== WHAT TO DO ==
Repeat every line exactly, keeping the pictures out of the copy.

== ENTRIES SUPPLIED ==

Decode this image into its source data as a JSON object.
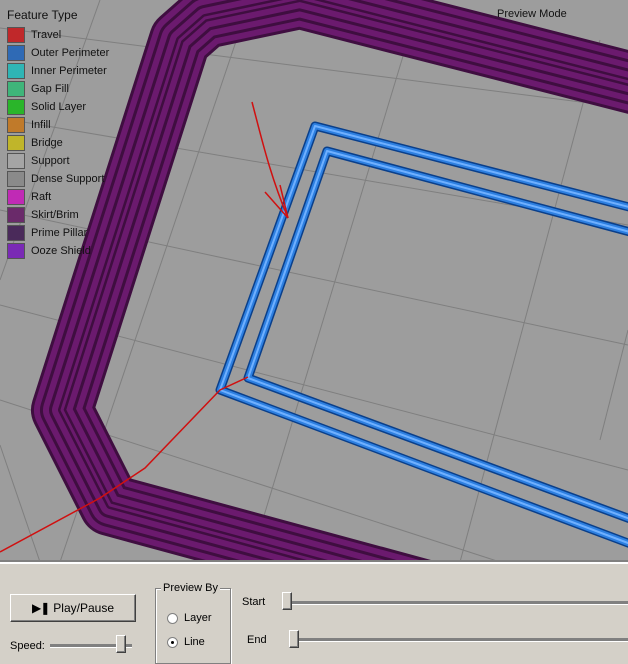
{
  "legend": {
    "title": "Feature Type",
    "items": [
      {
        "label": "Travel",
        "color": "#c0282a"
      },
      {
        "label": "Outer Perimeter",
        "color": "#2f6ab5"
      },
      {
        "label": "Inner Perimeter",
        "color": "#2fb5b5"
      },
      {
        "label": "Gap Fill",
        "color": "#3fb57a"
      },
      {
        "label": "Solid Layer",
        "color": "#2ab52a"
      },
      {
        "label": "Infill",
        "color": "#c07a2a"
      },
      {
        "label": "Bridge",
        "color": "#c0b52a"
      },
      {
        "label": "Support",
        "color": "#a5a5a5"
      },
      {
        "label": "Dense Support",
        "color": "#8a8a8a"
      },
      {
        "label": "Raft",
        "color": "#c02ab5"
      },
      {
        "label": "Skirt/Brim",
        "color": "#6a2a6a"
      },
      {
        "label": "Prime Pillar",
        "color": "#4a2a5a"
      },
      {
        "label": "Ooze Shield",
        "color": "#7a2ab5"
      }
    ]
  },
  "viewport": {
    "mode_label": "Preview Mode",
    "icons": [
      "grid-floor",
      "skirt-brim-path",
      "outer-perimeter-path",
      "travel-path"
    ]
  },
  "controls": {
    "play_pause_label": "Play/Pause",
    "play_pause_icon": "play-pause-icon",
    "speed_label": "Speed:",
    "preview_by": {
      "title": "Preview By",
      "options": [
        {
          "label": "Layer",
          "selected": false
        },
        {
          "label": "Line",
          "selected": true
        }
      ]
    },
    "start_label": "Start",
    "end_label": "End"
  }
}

== RESULT FOR THIS EXERCISE ==
Decode this image into its source data as a JSON object.
{
  "legend": {
    "title": "Feature Type",
    "items": [
      {
        "label": "Travel",
        "color": "#c0282a"
      },
      {
        "label": "Outer Perimeter",
        "color": "#2f6ab5"
      },
      {
        "label": "Inner Perimeter",
        "color": "#2fb5b5"
      },
      {
        "label": "Gap Fill",
        "color": "#3fb57a"
      },
      {
        "label": "Solid Layer",
        "color": "#2ab52a"
      },
      {
        "label": "Infill",
        "color": "#c07a2a"
      },
      {
        "label": "Bridge",
        "color": "#c0b52a"
      },
      {
        "label": "Support",
        "color": "#a5a5a5"
      },
      {
        "label": "Dense Support",
        "color": "#8a8a8a"
      },
      {
        "label": "Raft",
        "color": "#c02ab5"
      },
      {
        "label": "Skirt/Brim",
        "color": "#6a2a6a"
      },
      {
        "label": "Prime Pillar",
        "color": "#4a2a5a"
      },
      {
        "label": "Ooze Shield",
        "color": "#7a2ab5"
      }
    ]
  },
  "viewport": {
    "mode_label": "Preview Mode",
    "icons": [
      "grid-floor",
      "skirt-brim-path",
      "outer-perimeter-path",
      "travel-path"
    ]
  },
  "controls": {
    "play_pause_label": "Play/Pause",
    "play_pause_icon": "play-pause-icon",
    "speed_label": "Speed:",
    "preview_by": {
      "title": "Preview By",
      "options": [
        {
          "label": "Layer",
          "selected": false
        },
        {
          "label": "Line",
          "selected": true
        }
      ]
    },
    "start_label": "Start",
    "end_label": "End"
  }
}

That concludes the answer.